Extracted records
==============================

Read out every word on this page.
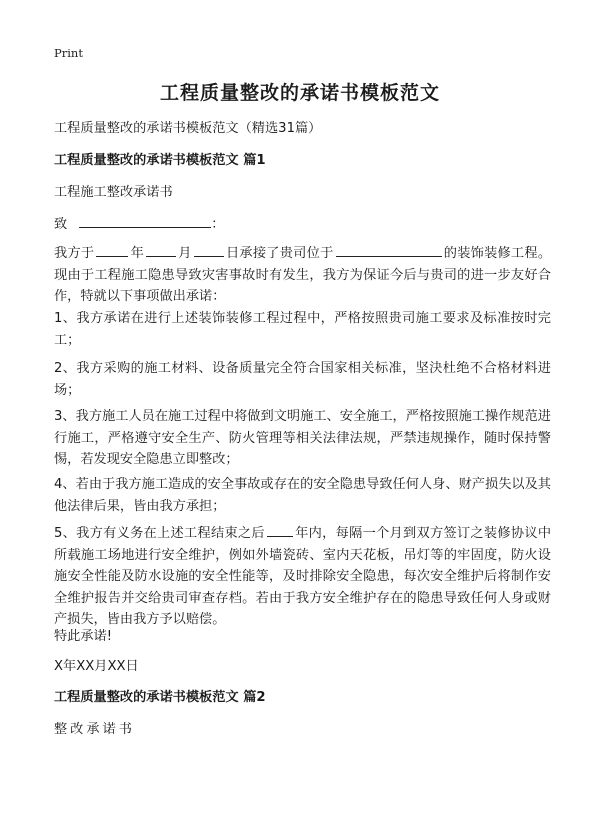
Print
工程质量整改的承诺书模板范文
工程质量整改的承诺书模板范文（精选31篇）
工程质量整改的承诺书模板范文 篇1
工程施工整改承诺书
致	：
我方于	年	月	日承接了贵司位于	的装饰装修工程。现由于工程施工隐患导致灾害事故时有发生，我方为保证今后与贵司的进一步友好合作，特就以下事项做出承诺：
1、我方承诺在进行上述装饰装修工程过程中，严格按照贵司施工要求及标准按时完工；
2、我方采购的施工材料、设备质量完全符合国家相关标准，坚決杜绝不合格材料进场；
3、我方施工人员在施工过程中将做到文明施工、安全施工，严格按照施工操作规范进行施工，严格遵守安全生产、防火管理等相关法律法规，严禁违规操作，随时保持警惕，若发现安全隐患立即整改；
4、若由于我方施工造成的安全事故或存在的安全隐患导致任何人身、财产损失以及其他法律后果，皆由我方承担；
5、我方有义务在上述工程结束之后 年内，每隔一个月到双方签订之装修协议中所载施工场地进行安全维护，例如外墙瓷砖、室内天花板，吊灯等的牢固度，防火设施安全性能及防水设施的安全性能等，及时排除安全隐患，每次安全维护后将制作安全维护报告并交给贵司审查存档。若由于我方安全维护存在的隐患导致任何人身或财产损失，皆由我方予以赔偿。
特此承诺!
X年XX月XX日
工程质量整改的承诺书模板范文 篇2
整改承诺书
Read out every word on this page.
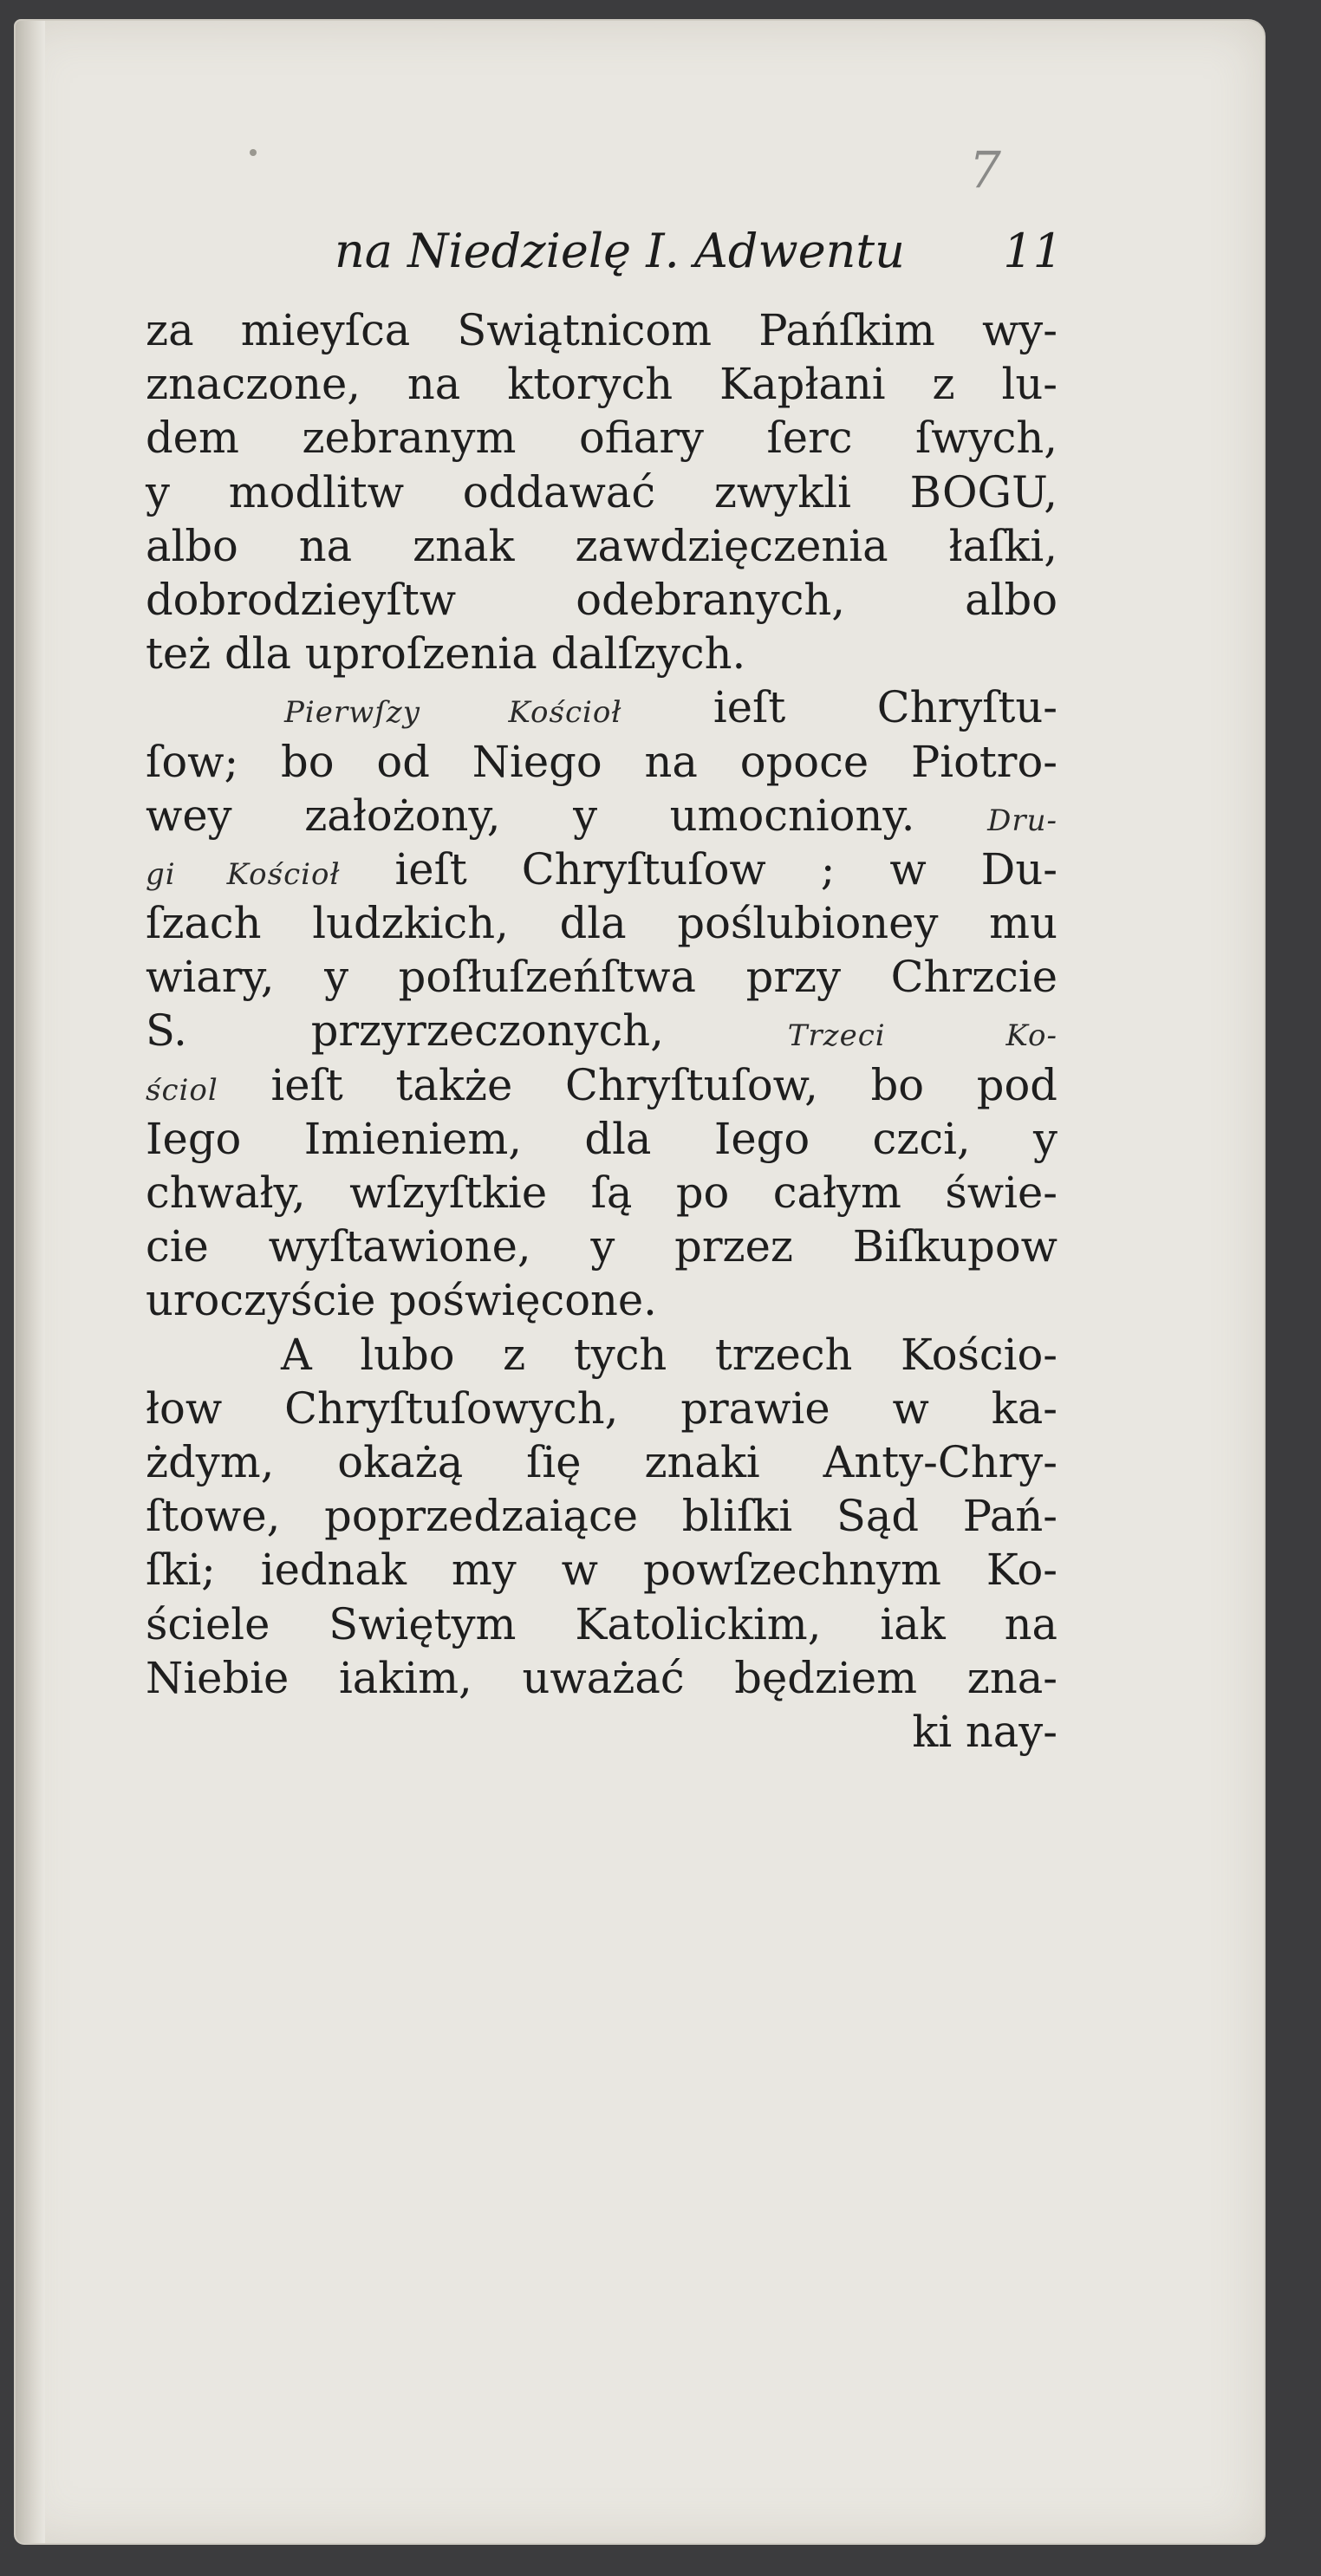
7
na Niedzielę I. Adwentu 11
za mieyſca Swiątnicom Pańſkim wy-
znaczone, na ktorych Kapłani z lu-
dem zebranym ofiary ſerc ſwych,
y modlitw oddawać zwykli BOGU,
albo na znak zawdzięczenia łaſki,
dobrodzieyſtw odebranych, albo
też dla uproſzenia dalſzych.
Pierwſzy Kościoł ieſt Chryſtu-
ſow; bo od Niego na opoce Piotro-
wey założony, y umocniony. Dru-
gi Kościoł ieſt Chryſtuſow ; w Du-
ſzach ludzkich, dla poślubioney mu
wiary, y poſłuſzeńſtwa przy Chrzcie
S. przyrzeczonych,	Trzeci Ko-
ściol ieſt także Chryſtuſow, bo pod
Iego Imieniem, dla Iego czci, y
chwały, wſzyſtkie ſą po całym świe-
cie wyſtawione, y przez Biſkupow
uroczyście poświęcone.
A lubo z tych trzech Kościo-
łow Chryſtuſowych, prawie w ka-
żdym, okażą ſię znaki Anty-Chry-
ſtowe, poprzedzaiące bliſki Sąd Pań-
ſki; iednak my w powſzechnym Ko-
ściele Swiętym Katolickim, iak na
Niebie iakim, uważać będziem zna-
ki nay-
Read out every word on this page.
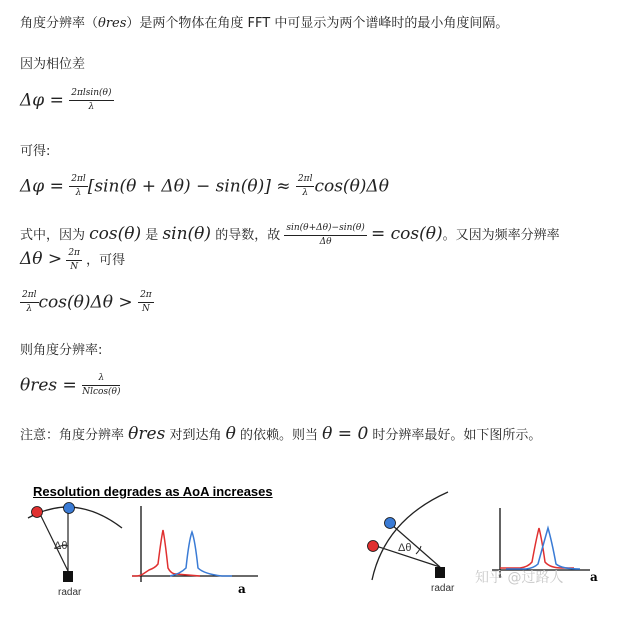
角度分辨率（θres）是两个物体在角度 FFT 中可显示为两个谱峰时的最小角度间隔。
因为相位差
$\Delta\varphi = \frac{2\pi lsin(\theta)}{\lambda}$
可得:
$\Delta\varphi = \frac{2\pi l}{\lambda} [\sin(\theta + \Delta\theta) - \sin(\theta)] \approx \frac{2\pi l}{\lambda} \cos(\theta)\Delta\theta$
式中，因为 cos(θ) 是 sin(θ) 的导数，故 $\frac{\sin(\theta+\Delta\theta)-\sin(\theta)}{\Delta\theta} = \cos(\theta)$。又因为频率分辨率
$\Delta\theta > \frac{2\pi}{N}$ ，可得
$\frac{2\pi l}{\lambda} \cos(\theta)\Delta\theta > \frac{2\pi}{N}$
则角度分辨率:
$\theta res = \frac{\lambda}{Nlcos(\theta)}$
注意：角度分辨率 θres 对到达角 θ 的依赖。则当 θ = 0 时分辨率最好。如下图所示。
Resolution degrades as AoA increases
Δθ	Δθ
radar	radar
a
a
知乎 @过路人
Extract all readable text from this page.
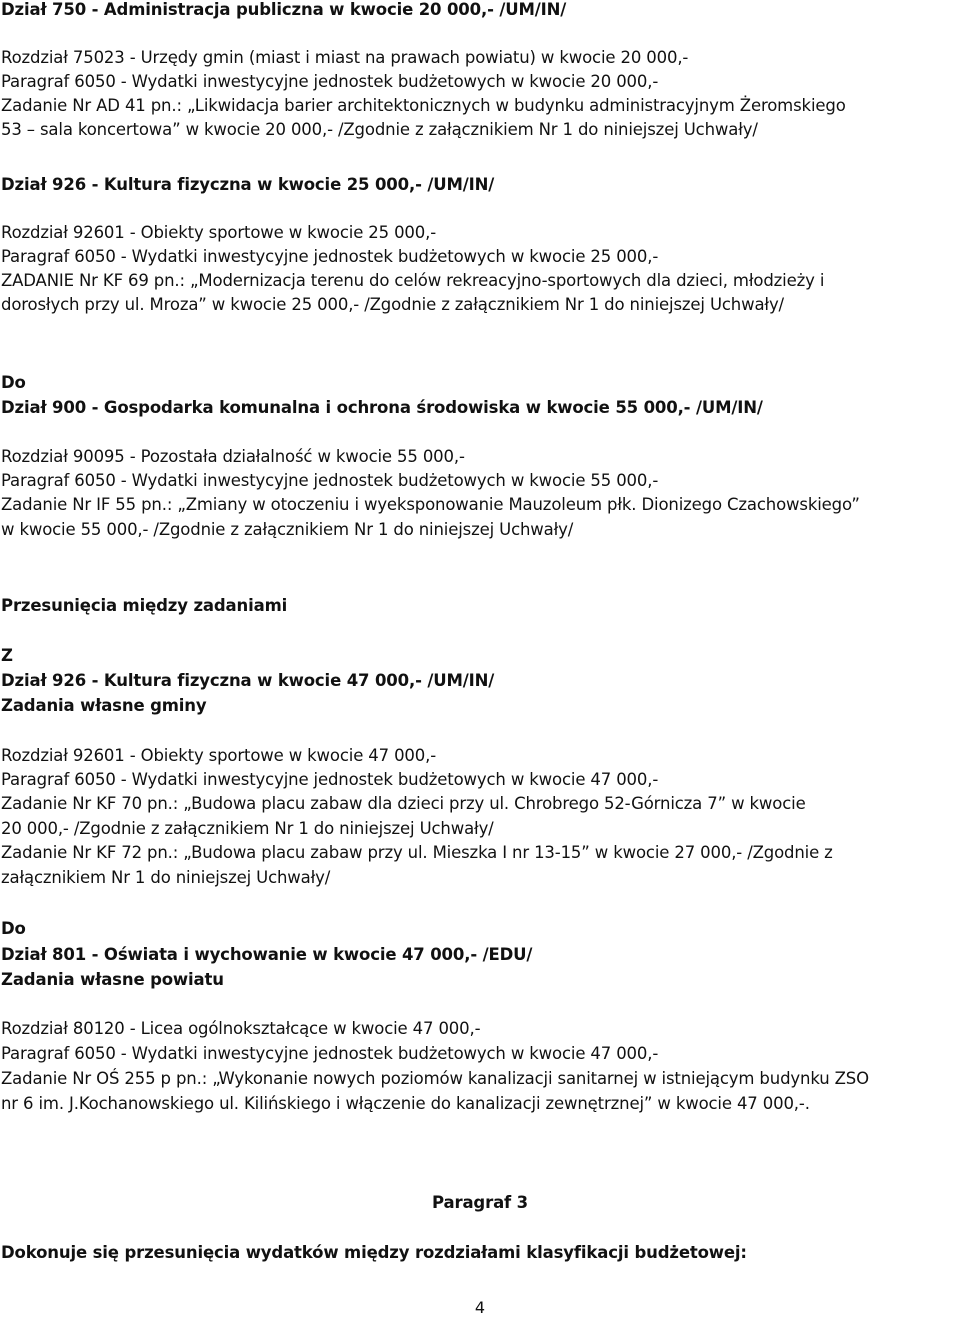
Dział 750 - Administracja publiczna w kwocie 20 000,- /UM/IN/
Rozdział 75023 - Urzędy gmin (miast i miast na prawach powiatu) w kwocie 20 000,-
Paragraf 6050 - Wydatki inwestycyjne jednostek budżetowych w kwocie 20 000,-
Zadanie Nr AD 41 pn.: „Likwidacja barier architektonicznych w budynku administracyjnym Żeromskiego
53 – sala koncertowa” w kwocie 20 000,- /Zgodnie z załącznikiem Nr 1 do niniejszej Uchwały/
Dział 926 - Kultura fizyczna w kwocie 25 000,- /UM/IN/
Rozdział 92601 - Obiekty sportowe w kwocie 25 000,-
Paragraf 6050 - Wydatki inwestycyjne jednostek budżetowych w kwocie 25 000,-
ZADANIE Nr KF 69 pn.: „Modernizacja terenu do celów rekreacyjno-sportowych dla dzieci, młodzieży i
dorosłych przy ul. Mroza” w kwocie 25 000,- /Zgodnie z załącznikiem Nr 1 do niniejszej Uchwały/
Do
Dział 900 - Gospodarka komunalna i ochrona środowiska w kwocie 55 000,- /UM/IN/
Rozdział 90095 - Pozostała działalność w kwocie 55 000,-
Paragraf 6050 - Wydatki inwestycyjne jednostek budżetowych w kwocie 55 000,-
Zadanie Nr IF 55 pn.: „Zmiany w otoczeniu i wyeksponowanie Mauzoleum płk. Dionizego Czachowskiego”
w kwocie 55 000,- /Zgodnie z załącznikiem Nr 1 do niniejszej Uchwały/
Przesunięcia między zadaniami
Z
Dział 926 - Kultura fizyczna w kwocie 47 000,- /UM/IN/
Zadania własne gminy
Rozdział 92601 - Obiekty sportowe w kwocie 47 000,-
Paragraf 6050 - Wydatki inwestycyjne jednostek budżetowych w kwocie 47 000,-
Zadanie Nr KF 70 pn.: „Budowa placu zabaw dla dzieci przy ul. Chrobrego 52-Górnicza 7” w kwocie
20 000,- /Zgodnie z załącznikiem Nr 1 do niniejszej Uchwały/
Zadanie Nr KF 72 pn.: „Budowa placu zabaw przy ul. Mieszka I nr 13-15” w kwocie 27 000,- /Zgodnie z
załącznikiem Nr 1 do niniejszej Uchwały/
Do
Dział 801 - Oświata i wychowanie w kwocie 47 000,- /EDU/
Zadania własne powiatu
Rozdział 80120 - Licea ogólnokształcące w kwocie 47 000,-
Paragraf 6050 - Wydatki inwestycyjne jednostek budżetowych w kwocie 47 000,-
Zadanie Nr OŚ 255 p pn.: „Wykonanie nowych poziomów kanalizacji sanitarnej w istniejącym budynku ZSO
nr 6 im. J.Kochanowskiego ul. Kilińskiego i włączenie do kanalizacji zewnętrznej” w kwocie 47 000,-.
Paragraf 3
Dokonuje się przesunięcia wydatków między rozdziałami klasyfikacji budżetowej:
4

==============================

Aim:
Each line that holds the string "placu" counts once; give the total and nothing else.

Exercise response:
2